### What is asked
Every record must appear in your copy exactly as written, with no pictures.

######

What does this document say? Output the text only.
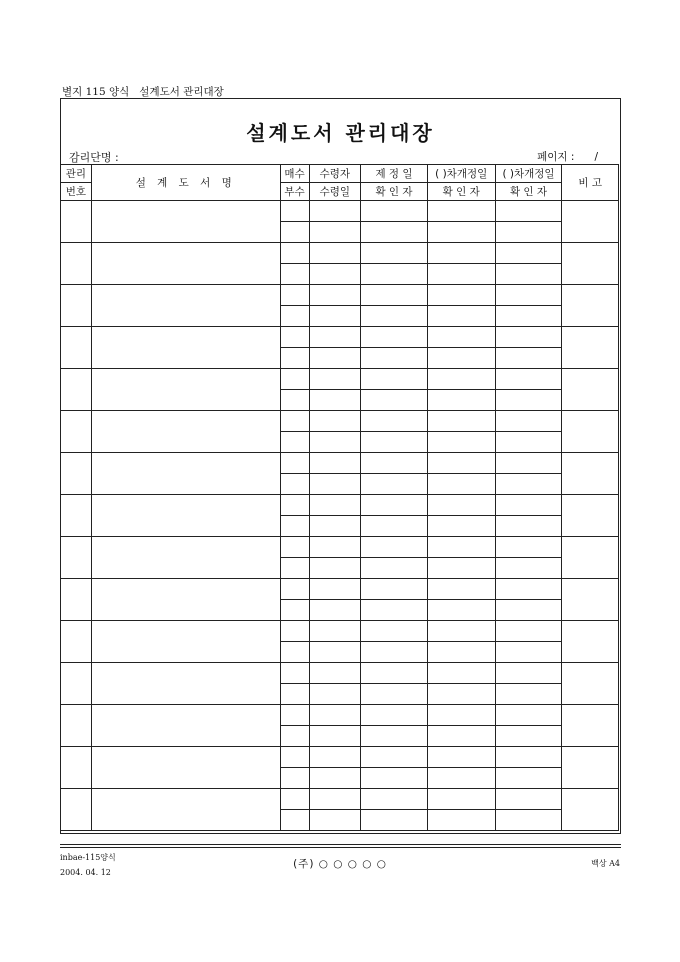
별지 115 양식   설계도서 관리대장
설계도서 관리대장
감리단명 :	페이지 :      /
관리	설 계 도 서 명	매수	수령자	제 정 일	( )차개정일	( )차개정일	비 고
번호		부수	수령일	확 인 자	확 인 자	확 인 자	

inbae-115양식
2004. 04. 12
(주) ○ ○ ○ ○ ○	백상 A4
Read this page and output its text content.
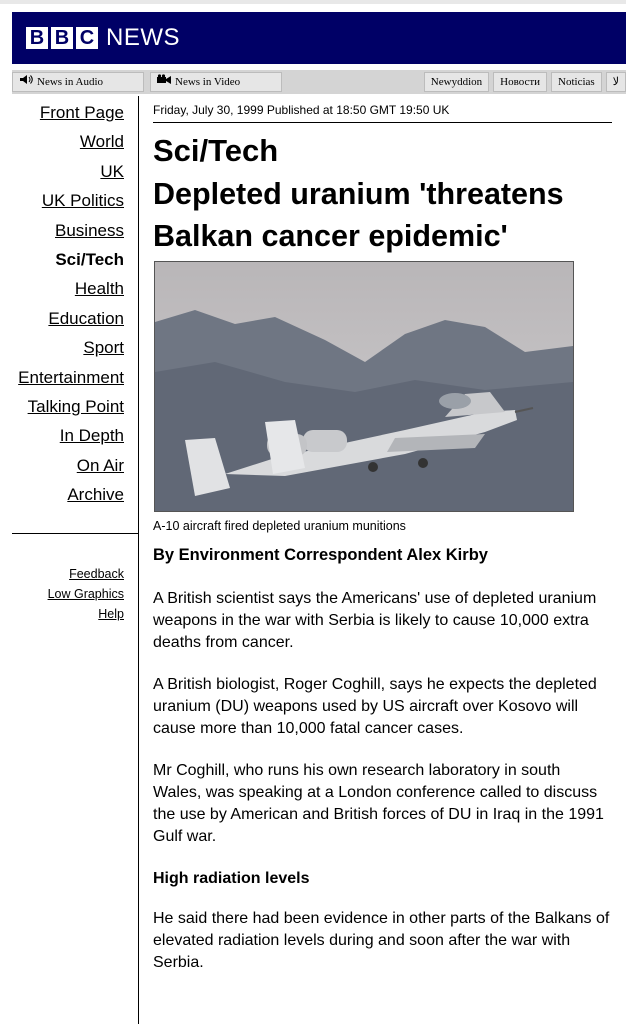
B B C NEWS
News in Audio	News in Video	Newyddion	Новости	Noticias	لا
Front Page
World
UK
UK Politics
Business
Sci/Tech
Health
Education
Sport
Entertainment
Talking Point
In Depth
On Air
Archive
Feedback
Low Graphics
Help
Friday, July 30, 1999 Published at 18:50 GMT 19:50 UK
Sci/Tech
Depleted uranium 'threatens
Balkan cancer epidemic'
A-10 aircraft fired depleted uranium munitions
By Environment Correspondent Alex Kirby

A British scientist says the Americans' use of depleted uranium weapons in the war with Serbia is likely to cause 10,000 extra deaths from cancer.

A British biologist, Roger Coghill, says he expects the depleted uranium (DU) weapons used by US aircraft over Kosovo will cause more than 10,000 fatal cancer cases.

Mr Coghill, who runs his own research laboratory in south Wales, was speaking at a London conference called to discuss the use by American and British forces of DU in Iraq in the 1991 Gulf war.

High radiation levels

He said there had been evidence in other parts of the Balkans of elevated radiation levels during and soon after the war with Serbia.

######

### Exercise solution
What does this document say? Output the text only.
별지 115 양식   설계도서 관리대장
설계도서 관리대장
감리단명 :	페이지 :      /
관리	설 계 도 서 명	매수	수령자	제 정 일	( )차개정일	( )차개정일	비 고
번호		부수	수령일	확 인 자	확 인 자	확 인 자	

inbae-115양식
2004. 04. 12
(주) ○ ○ ○ ○ ○	백상 A4
Read this page and output its text content.
B B C NEWS
News in Audio	News in Video	Newyddion	Новости	Noticias	لا
Front Page
World
UK
UK Politics
Business
Sci/Tech
Health
Education
Sport
Entertainment
Talking Point
In Depth
On Air
Archive
Feedback
Low Graphics
Help
Friday, July 30, 1999 Published at 18:50 GMT 19:50 UK
Sci/Tech
Depleted uranium 'threatens
Balkan cancer epidemic'
A-10 aircraft fired depleted uranium munitions
By Environment Correspondent Alex Kirby

A British scientist says the Americans' use of depleted uranium weapons in the war with Serbia is likely to cause 10,000 extra deaths from cancer.

A British biologist, Roger Coghill, says he expects the depleted uranium (DU) weapons used by US aircraft over Kosovo will cause more than 10,000 fatal cancer cases.

Mr Coghill, who runs his own research laboratory in south Wales, was speaking at a London conference called to discuss the use by American and British forces of DU in Iraq in the 1991 Gulf war.

High radiation levels

He said there had been evidence in other parts of the Balkans of elevated radiation levels during and soon after the war with Serbia.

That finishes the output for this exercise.